■ **Exercise directions**
Extract all lines in the data that contain the word "adeptione".

(Stored data)
▼

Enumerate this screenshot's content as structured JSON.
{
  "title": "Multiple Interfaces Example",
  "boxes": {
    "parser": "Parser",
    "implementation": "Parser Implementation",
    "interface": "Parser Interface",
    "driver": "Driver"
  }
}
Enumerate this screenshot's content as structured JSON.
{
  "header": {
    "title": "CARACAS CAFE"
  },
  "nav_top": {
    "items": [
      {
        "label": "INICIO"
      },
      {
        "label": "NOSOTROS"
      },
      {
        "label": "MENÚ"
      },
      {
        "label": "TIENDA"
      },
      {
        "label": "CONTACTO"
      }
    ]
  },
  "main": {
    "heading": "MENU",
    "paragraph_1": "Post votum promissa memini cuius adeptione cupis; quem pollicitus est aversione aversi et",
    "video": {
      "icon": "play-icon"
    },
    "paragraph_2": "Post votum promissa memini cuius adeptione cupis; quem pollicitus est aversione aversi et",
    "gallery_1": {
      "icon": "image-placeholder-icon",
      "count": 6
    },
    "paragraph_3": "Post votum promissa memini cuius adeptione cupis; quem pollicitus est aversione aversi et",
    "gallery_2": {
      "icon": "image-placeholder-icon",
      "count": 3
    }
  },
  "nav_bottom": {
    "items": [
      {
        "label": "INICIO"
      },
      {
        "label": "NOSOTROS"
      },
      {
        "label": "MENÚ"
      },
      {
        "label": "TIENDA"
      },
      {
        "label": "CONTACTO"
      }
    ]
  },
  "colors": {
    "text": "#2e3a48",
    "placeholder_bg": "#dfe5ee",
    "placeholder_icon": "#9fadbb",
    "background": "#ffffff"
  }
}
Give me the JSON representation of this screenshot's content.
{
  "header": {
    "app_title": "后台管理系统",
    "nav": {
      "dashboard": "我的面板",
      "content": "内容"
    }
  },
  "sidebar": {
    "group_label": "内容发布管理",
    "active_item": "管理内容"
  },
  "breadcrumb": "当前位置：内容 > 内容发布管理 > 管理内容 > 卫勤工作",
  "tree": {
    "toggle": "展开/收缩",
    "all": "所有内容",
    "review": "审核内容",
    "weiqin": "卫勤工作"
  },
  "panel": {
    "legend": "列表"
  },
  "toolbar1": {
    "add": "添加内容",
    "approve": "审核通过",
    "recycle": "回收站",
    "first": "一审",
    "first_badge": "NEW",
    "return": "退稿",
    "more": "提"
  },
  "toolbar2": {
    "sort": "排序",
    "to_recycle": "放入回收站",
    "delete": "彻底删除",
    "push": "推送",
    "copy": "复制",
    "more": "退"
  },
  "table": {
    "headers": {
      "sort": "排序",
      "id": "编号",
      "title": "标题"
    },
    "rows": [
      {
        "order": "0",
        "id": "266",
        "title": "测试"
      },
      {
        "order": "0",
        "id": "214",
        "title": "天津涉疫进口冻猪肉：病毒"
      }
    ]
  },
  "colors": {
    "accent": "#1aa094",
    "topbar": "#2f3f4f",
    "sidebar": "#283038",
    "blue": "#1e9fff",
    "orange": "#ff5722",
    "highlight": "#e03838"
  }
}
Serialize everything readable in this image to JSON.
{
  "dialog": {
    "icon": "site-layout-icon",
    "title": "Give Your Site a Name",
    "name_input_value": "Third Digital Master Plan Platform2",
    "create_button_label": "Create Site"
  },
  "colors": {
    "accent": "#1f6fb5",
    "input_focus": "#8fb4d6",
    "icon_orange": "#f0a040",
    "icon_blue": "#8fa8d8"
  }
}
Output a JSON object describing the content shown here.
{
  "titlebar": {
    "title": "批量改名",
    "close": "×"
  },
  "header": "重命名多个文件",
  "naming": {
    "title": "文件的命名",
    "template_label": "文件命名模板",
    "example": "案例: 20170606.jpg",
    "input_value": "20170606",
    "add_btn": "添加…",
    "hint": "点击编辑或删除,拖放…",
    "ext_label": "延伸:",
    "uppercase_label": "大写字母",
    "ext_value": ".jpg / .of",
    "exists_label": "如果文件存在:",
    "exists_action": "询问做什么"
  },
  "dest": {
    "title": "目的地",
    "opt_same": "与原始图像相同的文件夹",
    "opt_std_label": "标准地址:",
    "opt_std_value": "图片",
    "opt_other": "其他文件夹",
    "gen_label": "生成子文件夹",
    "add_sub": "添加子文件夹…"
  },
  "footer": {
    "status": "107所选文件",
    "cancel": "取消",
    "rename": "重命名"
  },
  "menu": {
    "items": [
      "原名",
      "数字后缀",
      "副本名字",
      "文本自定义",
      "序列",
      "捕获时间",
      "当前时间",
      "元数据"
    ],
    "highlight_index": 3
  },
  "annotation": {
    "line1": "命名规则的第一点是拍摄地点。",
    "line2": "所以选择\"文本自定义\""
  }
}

▲

■ **Complete response**
    "paragraph_1": "Post votum promissa memini cuius adeptione cupis; quem pollicitus est aversione aversi et",
    "paragraph_2": "Post votum promissa memini cuius adeptione cupis; quem pollicitus est aversione aversi et",
    "paragraph_3": "Post votum promissa memini cuius adeptione cupis; quem pollicitus est aversione aversi et",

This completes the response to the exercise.